• _CONSIGNE_:
Pour chaque affirmation, répondez par oui ou par non selon qu'elle concorde ou non avec la décision sur la prise de la Dwina, et citez les mots du texte qui tranchent : (a) la cargaison de retour a été débarquée clandestinement à Mézen ; (b) la Dwina peut bénéficier des exemptions accordées par les gouvernements alliés ; (c) les farines transportées à Tromsoë avaient été prises à Tromsoë même.

• _EXTRAIT DE PAGE_:
:::

Considérant que d'après les papiers de bord et d'après l'aveu même du capitaine, la propriété et la nationalité ennemies du navire capturé sont constantes;

Considérant qu'il résulte également des pièces de bord et de l'aveu du capitaine qu'après avoir transporté à Tromsoë un chargement de farines prises à Arkhangel, la Dwina a reçu en échange un assortiment de pelleteries, pour compte de divers négociants, et que ce chargement, débarqué clandestinement sur la côte, a été transporté par des bateaux pêcheurs à Arkhangel, nonobstant le blocus de ce port; Considérant que la Dwina ne se trouve dans aucun des cas exceptionnels, prévus par les déclarations impériales des 27 mars et 15 avril dernier, et que ni à raison de son tonnage et de son affectation au long cours, ni à raison de la qualité de négociant qui appartient à son capitaine et propriétaire, ni à raison du commerce de spéculation et de transport dans lequel il était engagé, le navire ne saurait être admis à participer aux exemptions accordées par les gouvernements alliés dans un interêt d'humanité aux bateaux qui servent à l'échange des vivres et du poisson frais entre les paysans de la côte d'Arkhangel et ceux de Finnmarken;

Considérant d'ailleurs que le débarquement clandestin de sa cargaison de retour, à Mézen, débarquement dont le capitaine a fait l'aveu, constitue une violation manifeste du blocus mis devant les ports de la mer Blanche, et suffirait pour entraîner la condamnation du bâtiment;

il y a lieu d'appliquer l'art. 51 de l'arrêté du 2 prairial an XI;

Qu'ainsi

En ce qui touche les effets qui pourraient appartenir au capitaine Dourakine,
Considérant qu'il est conforme à l'usage et à l'équité de restituer au capitaine capturé les

effets trouvés à bord qui sont destinés à son usage personnel;

DÉCIDE: La prise du navire la Dwina est déclarée valable;

Ordonne que remise

sera faite au capitaine Dourakine des effets trouvés à bord qui sont destinés à son usage personnel.

(X.)

LE CHRISTIANE.

· 25 novembre 1854.

:::

(Données de segmentation de page)
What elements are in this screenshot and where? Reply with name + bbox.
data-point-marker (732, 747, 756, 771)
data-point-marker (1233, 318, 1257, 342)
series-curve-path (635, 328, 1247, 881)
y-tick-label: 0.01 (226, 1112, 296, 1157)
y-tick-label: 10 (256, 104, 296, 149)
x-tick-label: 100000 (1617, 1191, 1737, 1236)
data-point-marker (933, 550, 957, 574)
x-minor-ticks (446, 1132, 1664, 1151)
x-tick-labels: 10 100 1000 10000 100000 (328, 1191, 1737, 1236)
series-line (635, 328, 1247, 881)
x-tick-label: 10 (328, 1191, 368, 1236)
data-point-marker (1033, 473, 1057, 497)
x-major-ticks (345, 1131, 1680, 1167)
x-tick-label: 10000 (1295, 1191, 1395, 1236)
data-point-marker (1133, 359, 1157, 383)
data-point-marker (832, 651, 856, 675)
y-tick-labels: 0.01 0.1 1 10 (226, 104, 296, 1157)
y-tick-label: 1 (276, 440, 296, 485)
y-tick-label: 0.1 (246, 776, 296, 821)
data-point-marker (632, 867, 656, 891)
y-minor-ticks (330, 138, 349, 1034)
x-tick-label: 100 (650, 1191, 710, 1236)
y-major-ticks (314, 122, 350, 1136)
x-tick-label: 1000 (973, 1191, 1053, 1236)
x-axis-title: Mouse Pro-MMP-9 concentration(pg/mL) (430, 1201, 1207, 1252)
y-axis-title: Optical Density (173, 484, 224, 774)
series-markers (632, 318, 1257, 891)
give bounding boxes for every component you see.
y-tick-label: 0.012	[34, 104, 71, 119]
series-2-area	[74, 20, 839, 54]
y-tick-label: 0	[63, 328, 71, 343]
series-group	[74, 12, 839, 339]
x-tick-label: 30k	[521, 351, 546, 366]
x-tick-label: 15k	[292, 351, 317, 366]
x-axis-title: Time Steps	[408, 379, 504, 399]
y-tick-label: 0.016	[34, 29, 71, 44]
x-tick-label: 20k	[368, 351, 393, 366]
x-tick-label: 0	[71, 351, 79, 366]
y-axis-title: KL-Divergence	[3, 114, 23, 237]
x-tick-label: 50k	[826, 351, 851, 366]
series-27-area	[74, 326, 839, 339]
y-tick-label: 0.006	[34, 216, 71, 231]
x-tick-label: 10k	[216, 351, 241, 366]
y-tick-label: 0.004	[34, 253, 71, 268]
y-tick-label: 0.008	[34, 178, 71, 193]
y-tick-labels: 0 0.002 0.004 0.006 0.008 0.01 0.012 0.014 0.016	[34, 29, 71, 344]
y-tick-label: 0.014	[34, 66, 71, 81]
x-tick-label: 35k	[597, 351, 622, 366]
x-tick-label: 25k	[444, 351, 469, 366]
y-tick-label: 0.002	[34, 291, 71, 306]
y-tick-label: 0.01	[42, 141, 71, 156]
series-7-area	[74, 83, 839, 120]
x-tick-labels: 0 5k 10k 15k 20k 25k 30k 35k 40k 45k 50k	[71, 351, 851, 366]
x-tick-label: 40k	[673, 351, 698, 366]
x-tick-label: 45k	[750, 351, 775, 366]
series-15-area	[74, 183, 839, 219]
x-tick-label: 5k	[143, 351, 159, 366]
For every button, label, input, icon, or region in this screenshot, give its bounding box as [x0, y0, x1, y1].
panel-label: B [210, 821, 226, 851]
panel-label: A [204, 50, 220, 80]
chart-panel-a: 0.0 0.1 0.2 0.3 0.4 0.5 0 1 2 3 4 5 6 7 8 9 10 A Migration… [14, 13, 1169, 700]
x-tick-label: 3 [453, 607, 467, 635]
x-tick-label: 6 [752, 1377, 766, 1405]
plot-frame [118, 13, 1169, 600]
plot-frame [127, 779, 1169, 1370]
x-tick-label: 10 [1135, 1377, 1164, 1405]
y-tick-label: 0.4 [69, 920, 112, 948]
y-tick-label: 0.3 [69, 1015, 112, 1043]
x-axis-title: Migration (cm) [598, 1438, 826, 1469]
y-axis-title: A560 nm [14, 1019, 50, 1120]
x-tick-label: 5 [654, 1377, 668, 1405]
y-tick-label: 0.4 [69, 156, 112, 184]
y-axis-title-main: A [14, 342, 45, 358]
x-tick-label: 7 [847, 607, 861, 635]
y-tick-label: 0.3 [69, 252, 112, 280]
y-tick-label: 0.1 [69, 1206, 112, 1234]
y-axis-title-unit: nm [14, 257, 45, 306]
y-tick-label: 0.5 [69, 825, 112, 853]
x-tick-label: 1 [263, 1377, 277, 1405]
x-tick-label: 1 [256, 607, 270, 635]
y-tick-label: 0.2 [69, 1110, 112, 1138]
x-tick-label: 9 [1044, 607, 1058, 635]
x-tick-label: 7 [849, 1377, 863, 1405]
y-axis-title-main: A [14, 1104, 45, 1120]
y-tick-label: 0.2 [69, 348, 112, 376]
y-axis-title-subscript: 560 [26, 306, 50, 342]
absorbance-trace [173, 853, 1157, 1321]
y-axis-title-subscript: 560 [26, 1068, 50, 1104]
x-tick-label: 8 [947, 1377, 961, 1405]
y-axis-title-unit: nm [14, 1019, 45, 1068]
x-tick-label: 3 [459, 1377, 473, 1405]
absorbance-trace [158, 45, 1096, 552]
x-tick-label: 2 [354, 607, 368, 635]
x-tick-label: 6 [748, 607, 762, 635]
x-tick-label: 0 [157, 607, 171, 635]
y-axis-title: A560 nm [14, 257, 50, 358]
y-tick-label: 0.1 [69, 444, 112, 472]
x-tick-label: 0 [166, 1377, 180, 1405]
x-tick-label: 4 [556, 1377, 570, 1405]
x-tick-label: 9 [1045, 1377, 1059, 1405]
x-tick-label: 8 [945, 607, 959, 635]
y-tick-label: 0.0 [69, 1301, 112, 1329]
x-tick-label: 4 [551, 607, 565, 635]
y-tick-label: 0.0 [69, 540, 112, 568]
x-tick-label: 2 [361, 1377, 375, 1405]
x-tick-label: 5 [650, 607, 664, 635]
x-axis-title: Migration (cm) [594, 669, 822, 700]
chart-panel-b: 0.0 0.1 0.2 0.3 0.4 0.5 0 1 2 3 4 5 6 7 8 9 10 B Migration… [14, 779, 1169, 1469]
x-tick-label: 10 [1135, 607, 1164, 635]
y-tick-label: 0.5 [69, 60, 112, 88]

:::

• _RÉPONSE RÉDIGÉE_:
(a) Oui : « le débarquement clandestin de sa cargaison de retour, à Mézen ».
(b) Non : « le navire ne saurait être admis à participer aux exemptions accordées par les gouvernements alliés ».
(c) Non : « un chargement de farines prises à Arkhangel ».